-- start EXERCISE INPUTS --

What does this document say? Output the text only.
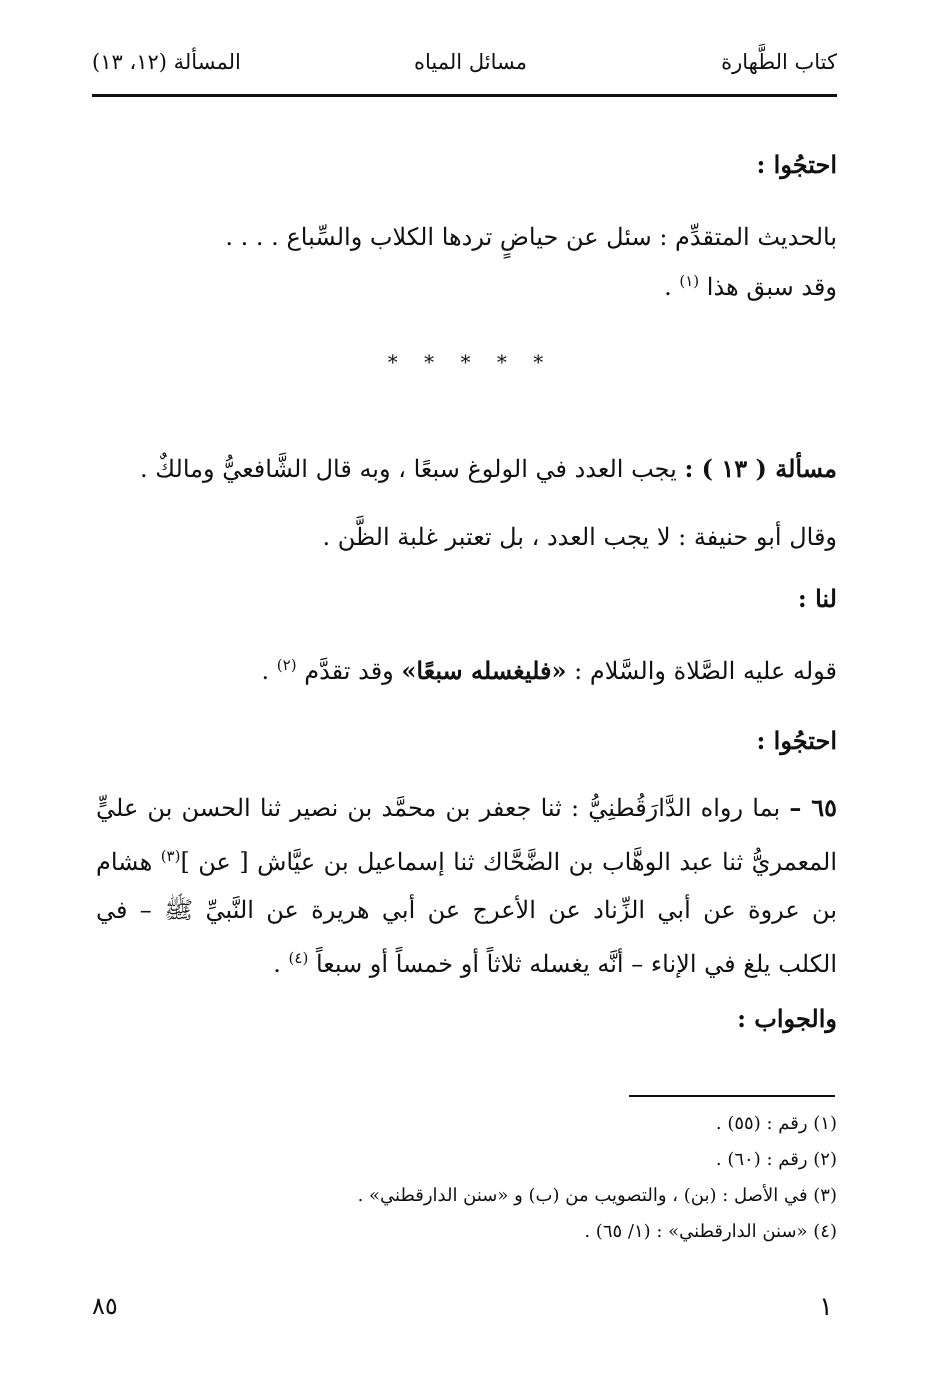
كتاب الطَّهارة
مسائل المياه
المسألة (١٢، ١٣)
احتجُوا :
بالحديث المتقدِّم : سئل عن حياضٍ تردها الكلاب والسِّباع . . . .
وقد سبق هذا $^{(١)}$ .
* * * * *
مسألة ( ١٣ ) : يجب العدد في الولوغ سبعًا ، وبه قال الشَّافعيُّ ومالكٌ .
وقال أبو حنيفة : لا يجب العدد ، بل تعتبر غلبة الظَّن .
لنا :
قوله عليه الصَّلاة والسَّلام : «فليغسله سبعًا» وقد تقدَّم $^{(٢)}$ .
احتجُوا :
٦٥ – بما رواه الدَّارَقُطنِيُّ : ثنا جعفر بن محمَّد بن نصير ثنا الحسن بن عليٍّ المعمريُّ ثنا عبد الوهَّاب بن الضَّحَّاك ثنا إسماعيل بن عيَّاش [ عن ]$^{(٣)}$ هشام بن عروة عن أبي الزِّناد عن الأعرج عن أبي هريرة عن النَّبيِّ ﷺ – في الكلب يلغ في الإناء – أنَّه يغسله ثلاثاً أو خمساً أو سبعاً $^{(٤)}$ .
والجواب :
(١) رقم : (٥٥) .
(٢) رقم : (٦٠) .
(٣) في الأصل : (بن) ، والتصويب من (ب) و «سنن الدارقطني» .
(٤) «سنن الدارقطني» : (١/ ٦٥) .
١
٨٥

-- end EXERCISE INPUTS --

STATED EXERCISE.
Your task is to transcribe all of the records precisely, with no images included.

WRITTEN ANSWER.
What does this document say? Output the text only.
كتاب الطَّهارة
مسائل المياه
المسألة (١٢، ١٣)
احتجُوا :
بالحديث المتقدِّم : سئل عن حياضٍ تردها الكلاب والسِّباع . . . .
وقد سبق هذا $^{(١)}$ .
* * * * *
مسألة ( ١٣ ) : يجب العدد في الولوغ سبعًا ، وبه قال الشَّافعيُّ ومالكٌ .
وقال أبو حنيفة : لا يجب العدد ، بل تعتبر غلبة الظَّن .
لنا :
قوله عليه الصَّلاة والسَّلام : «فليغسله سبعًا» وقد تقدَّم $^{(٢)}$ .
احتجُوا :
٦٥ – بما رواه الدَّارَقُطنِيُّ : ثنا جعفر بن محمَّد بن نصير ثنا الحسن بن عليٍّ المعمريُّ ثنا عبد الوهَّاب بن الضَّحَّاك ثنا إسماعيل بن عيَّاش [ عن ]$^{(٣)}$ هشام بن عروة عن أبي الزِّناد عن الأعرج عن أبي هريرة عن النَّبيِّ ﷺ – في الكلب يلغ في الإناء – أنَّه يغسله ثلاثاً أو خمساً أو سبعاً $^{(٤)}$ .
والجواب :
(١) رقم : (٥٥) .
(٢) رقم : (٦٠) .
(٣) في الأصل : (بن) ، والتصويب من (ب) و «سنن الدارقطني» .
(٤) «سنن الدارقطني» : (١/ ٦٥) .
١
٨٥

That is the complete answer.